◆ **TASK TO CARRY OUT**:
Answer these questions from the text on European trip costs below:
(a) About how much do fees on the ocean usually amount to each way?
(b) In which cities does the text suggest it may be wiser to allow $4.00 a day?
(c) At what uniform rate does the first series of hotel coupons provide its accommodations?

The cost of a European trip depends entirely on the time consumed. the route, and the type of accommodations required by the traveler. In planning a European trip the expense can be arrived at very closely by adding together the cost of ocean passage, both eastward and westward, not forgetting to allow for fees on the ocean, usually amounting to about $7.00 each way, and for other expenses which may be incurred at sea.

Add to this the cost of the railroad and steamship fares abroad. These can be readily obtained from any reliable tourist agency, which will furnish the tickets without any increase in cost for a lump sum.

This saves buying tickets, changing money, etc. After the cost of the ocean and land transportation is obtained, allow about $3.00 a day for hotel expenses, transfer of baggage. etc.

If the visitor goes to the very best hotels, this amount can of course be increased to almost any figure. but it is possible, even in London and Paris, to live comfortably for $3.00 a day, although it would perhaps he wiser to allow $4.00 a day in London and Paris, also possibly Berlin and Vienna.

First Class Dining Room on Steamship

Photo 047: An Example of a First Class Dining Room, early 1900s.

If the very smartest hotels are to be patronized, about $5.00 a day should he allowed in these cities. Hotel coupons issued by a big tourist agency often save much trouble; they come in various forms.

Thus, one series provides for a bed-room, lights and attendance, plain breakfast and dinner at the table-d'hote at a uniform rate of eight shillings, ten francs, or $2.00 a day.

The second series, called "B," provides for bed-room, lights and attendance, meat breakfast and dinner at the table-d'hote. The third series, called "C," provides for full board, bedroom, lights and attendance, plain breakfast, luncheon at the table-d'hote, where customary, if not liberal luncheon and dinner at the table-d'hote, at a rate of ten shillings six pence, or thirteen francs a day, which with the fees would bring the expense up to about $3.00 a day, which may be reckoned as a fair average for the hotels in Europe. Of course, during the height of the season, or in great travel centers. as in Munich in the year of the Passion Play, rates are apt to be higher.

On the other hand, the accommodations can often be obtained at a much lower rate, especially where a stay of several days is to be made. Rates en pension can usually be secured. It should not be supposed that it is necessary in all cases to spend as much as $3.00 a day for actual living expenses.

Many persons make considerable stays in Europe and never pay over $2.00 a day at the outside, even in the four cities named. but the average visitor, especially if he is not particularly familiar with foreign languages, and if his time is limited to six or eight weeks, hardly feels like shopping around for a very moderate priced hotel, or cares to do the necessary bargaining to secure slightly decreased rates.

The North German Lloyd Express Steamer "Kronprinzessin Cecilie"

Photo 049: The North German Lloyd Express Steamer "Kronprinzessin Cecilie"

Bounding box entries:
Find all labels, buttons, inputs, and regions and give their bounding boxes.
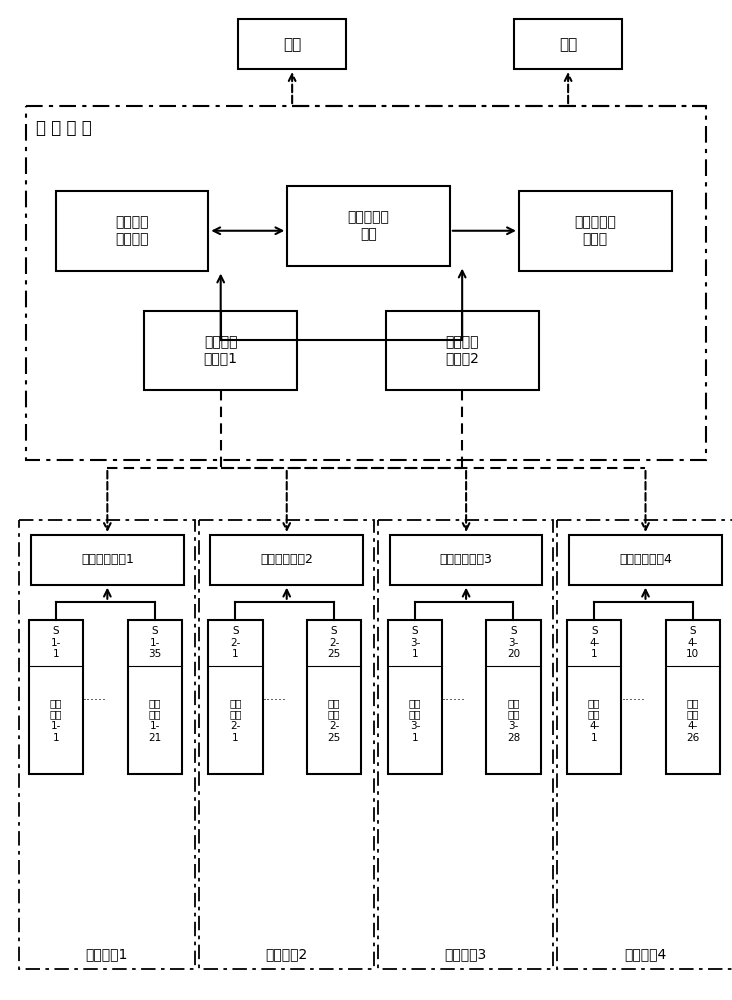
Bar <box>567 620 621 774</box>
Text: S
3-
1: S 3- 1 <box>410 626 420 659</box>
Bar <box>519 191 671 271</box>
Bar <box>144 311 297 390</box>
Text: S
1-
35: S 1- 35 <box>148 626 161 659</box>
Text: 光伏电站3: 光伏电站3 <box>444 947 487 961</box>
Bar <box>378 520 553 969</box>
Text: 光伏
阵列
1-
1: 光伏 阵列 1- 1 <box>50 698 62 743</box>
Text: ......: ...... <box>442 690 466 703</box>
Text: 历史数据
存储中心: 历史数据 存储中心 <box>115 216 149 246</box>
Bar <box>665 620 720 774</box>
Text: 采集认证
服务器2: 采集认证 服务器2 <box>445 335 479 366</box>
Bar <box>569 535 722 585</box>
Bar <box>29 620 83 774</box>
Text: 光伏
阵列
4-
1: 光伏 阵列 4- 1 <box>588 698 600 743</box>
Text: 信息采集终端3: 信息采集终端3 <box>440 553 493 566</box>
Text: 采集认证
服务器1: 采集认证 服务器1 <box>203 335 238 366</box>
Text: 信息采集终端2: 信息采集终端2 <box>261 553 313 566</box>
Bar <box>486 620 540 774</box>
Text: 光伏
阵列
2-
1: 光伏 阵列 2- 1 <box>229 698 242 743</box>
Text: 互联网发布
服务器: 互联网发布 服务器 <box>575 216 616 246</box>
Bar <box>209 620 263 774</box>
Text: 大数据分析
平台: 大数据分析 平台 <box>348 211 389 241</box>
Text: ......: ...... <box>262 690 286 703</box>
Text: 光伏
阵列
3-
1: 光伏 阵列 3- 1 <box>408 698 421 743</box>
Bar <box>514 19 622 69</box>
Text: ......: ...... <box>621 690 645 703</box>
Text: 运 维 平 台: 运 维 平 台 <box>36 119 92 137</box>
Text: S
4-
1: S 4- 1 <box>589 626 600 659</box>
Text: S
3-
20: S 3- 20 <box>507 626 520 659</box>
Bar <box>287 186 450 266</box>
Text: 光伏
阵列
4-
26: 光伏 阵列 4- 26 <box>686 698 699 743</box>
Text: S
2-
25: S 2- 25 <box>327 626 340 659</box>
Text: 光伏
阵列
1-
21: 光伏 阵列 1- 21 <box>148 698 161 743</box>
Bar <box>56 191 209 271</box>
Text: S
2-
1: S 2- 1 <box>231 626 241 659</box>
Text: 信息采集终端4: 信息采集终端4 <box>619 553 672 566</box>
Text: 光伏
阵列
3-
28: 光伏 阵列 3- 28 <box>507 698 520 743</box>
Text: 手机: 手机 <box>559 37 578 52</box>
Bar <box>388 620 442 774</box>
Text: S
4-
10: S 4- 10 <box>686 626 699 659</box>
Text: 光伏
阵列
2-
25: 光伏 阵列 2- 25 <box>327 698 340 743</box>
Text: 光伏电站1: 光伏电站1 <box>86 947 128 961</box>
Text: 电脑: 电脑 <box>283 37 302 52</box>
Bar <box>307 620 361 774</box>
Bar <box>210 535 363 585</box>
Bar <box>557 520 732 969</box>
Bar <box>127 620 182 774</box>
Text: 光伏电站2: 光伏电站2 <box>265 947 307 961</box>
Bar <box>26 106 706 460</box>
Bar <box>389 535 542 585</box>
Bar <box>19 520 195 969</box>
Text: S
1-
1: S 1- 1 <box>51 626 61 659</box>
Text: ......: ...... <box>83 690 107 703</box>
Bar <box>386 311 539 390</box>
Bar <box>31 535 184 585</box>
Text: 信息采集终端1: 信息采集终端1 <box>81 553 134 566</box>
Bar <box>238 19 346 69</box>
Bar <box>198 520 374 969</box>
Text: 光伏电站4: 光伏电站4 <box>624 947 666 961</box>
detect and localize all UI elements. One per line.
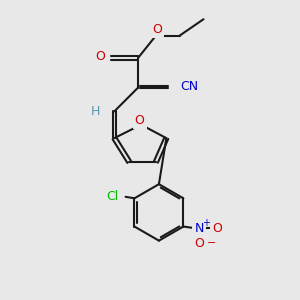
Text: Cl: Cl [106, 190, 118, 203]
Text: O: O [213, 221, 223, 235]
Text: CN: CN [180, 80, 198, 93]
Text: O: O [135, 114, 145, 127]
Text: +: + [202, 218, 210, 228]
Text: N: N [194, 221, 204, 235]
Text: O: O [194, 237, 204, 250]
Text: H: H [90, 105, 100, 118]
Text: O: O [152, 23, 162, 36]
Text: −: − [207, 238, 216, 248]
Text: O: O [95, 50, 105, 63]
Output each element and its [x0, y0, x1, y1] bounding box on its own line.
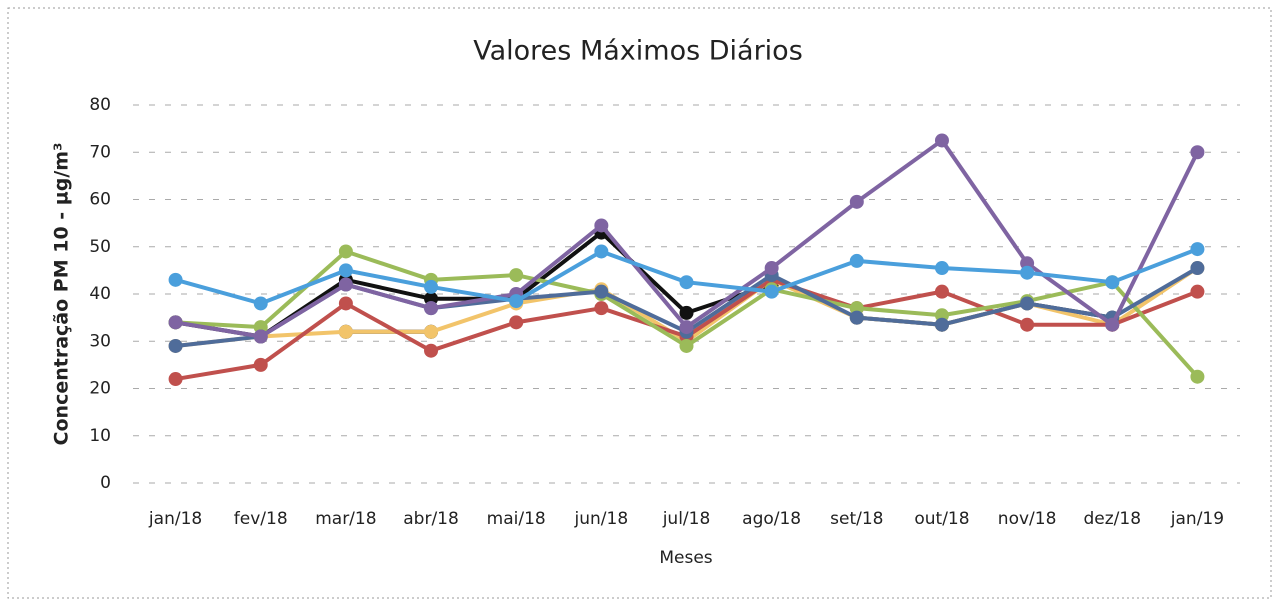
x-tick-label: ago/18 — [742, 509, 801, 529]
data-point — [168, 338, 183, 353]
data-point — [849, 194, 864, 209]
data-point — [1020, 265, 1035, 280]
data-point — [594, 301, 609, 316]
x-tick-label: mai/18 — [487, 509, 546, 529]
data-point — [679, 305, 694, 320]
x-axis-label: Meses — [659, 548, 712, 568]
data-point — [253, 296, 268, 311]
data-point — [1105, 317, 1120, 332]
data-point — [849, 253, 864, 268]
data-point — [679, 338, 694, 353]
y-tick-label: 0 — [100, 473, 111, 493]
x-tick-label: abr/18 — [403, 509, 459, 529]
data-point — [168, 372, 183, 387]
data-point — [338, 324, 353, 339]
chart-title: Valores Máximos Diários — [473, 36, 803, 67]
y-tick-label: 80 — [89, 95, 111, 115]
data-point — [679, 320, 694, 335]
data-point — [253, 329, 268, 344]
x-tick-label: dez/18 — [1083, 509, 1141, 529]
data-point — [338, 263, 353, 278]
data-point — [934, 261, 949, 276]
data-point — [679, 275, 694, 290]
data-point — [849, 310, 864, 325]
x-tick-label: jan/19 — [1170, 509, 1224, 529]
data-point — [1020, 317, 1035, 332]
chart-frame — [7, 7, 1272, 599]
y-tick-label: 70 — [89, 142, 111, 162]
y-tick-label: 20 — [89, 379, 111, 399]
data-point — [168, 272, 183, 287]
y-tick-label: 30 — [89, 331, 111, 351]
data-point — [168, 315, 183, 330]
x-tick-label: nov/18 — [998, 509, 1057, 529]
data-point — [934, 284, 949, 299]
data-point — [1190, 261, 1205, 276]
x-tick-label: jan/18 — [148, 509, 202, 529]
x-tick-label: jun/18 — [574, 509, 629, 529]
data-point — [509, 294, 524, 309]
x-tick-label: mar/18 — [315, 509, 376, 529]
data-point — [934, 317, 949, 332]
data-point — [1190, 284, 1205, 299]
y-tick-label: 10 — [89, 426, 111, 446]
data-point — [764, 284, 779, 299]
data-point — [1105, 275, 1120, 290]
y-tick-label: 50 — [89, 237, 111, 257]
data-point — [1190, 369, 1205, 384]
data-point — [594, 284, 609, 299]
data-point — [594, 244, 609, 259]
x-tick-label: fev/18 — [234, 509, 288, 529]
data-point — [1020, 296, 1035, 311]
data-point — [1190, 242, 1205, 257]
data-point — [424, 279, 439, 294]
y-axis-label: Concentração PM 10 - µg/m³ — [51, 143, 73, 446]
data-point — [764, 261, 779, 276]
data-point — [338, 277, 353, 292]
data-point — [253, 357, 268, 372]
x-tick-label: set/18 — [830, 509, 883, 529]
y-tick-label: 40 — [89, 284, 111, 304]
x-tick-label: out/18 — [914, 509, 969, 529]
data-point — [424, 324, 439, 339]
data-point — [509, 268, 524, 283]
y-tick-label: 60 — [89, 190, 111, 210]
data-point — [1190, 145, 1205, 160]
x-tick-label: jul/18 — [662, 509, 711, 529]
data-point — [338, 244, 353, 259]
data-point — [338, 296, 353, 311]
data-point — [424, 343, 439, 358]
data-point — [509, 315, 524, 330]
data-point — [424, 301, 439, 316]
data-point — [594, 218, 609, 233]
data-point — [934, 133, 949, 148]
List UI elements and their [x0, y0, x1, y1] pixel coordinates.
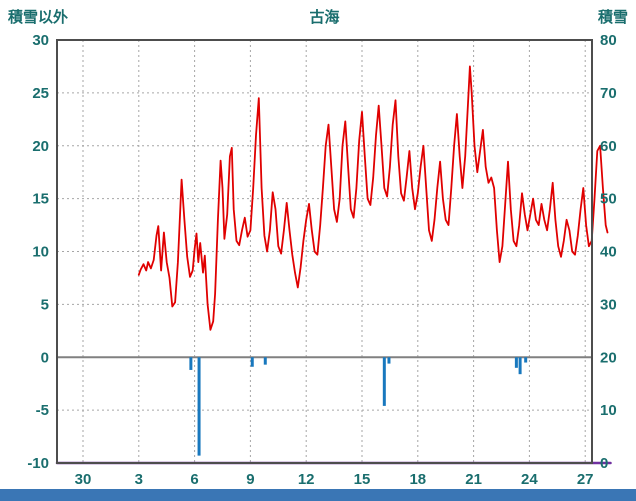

◆ **TASK RESPONSE**:
(a) About $7.00 each way.
(b) London and Paris, and possibly Berlin and Vienna.
(c) Eight shillings, ten francs, or $2.00 a day.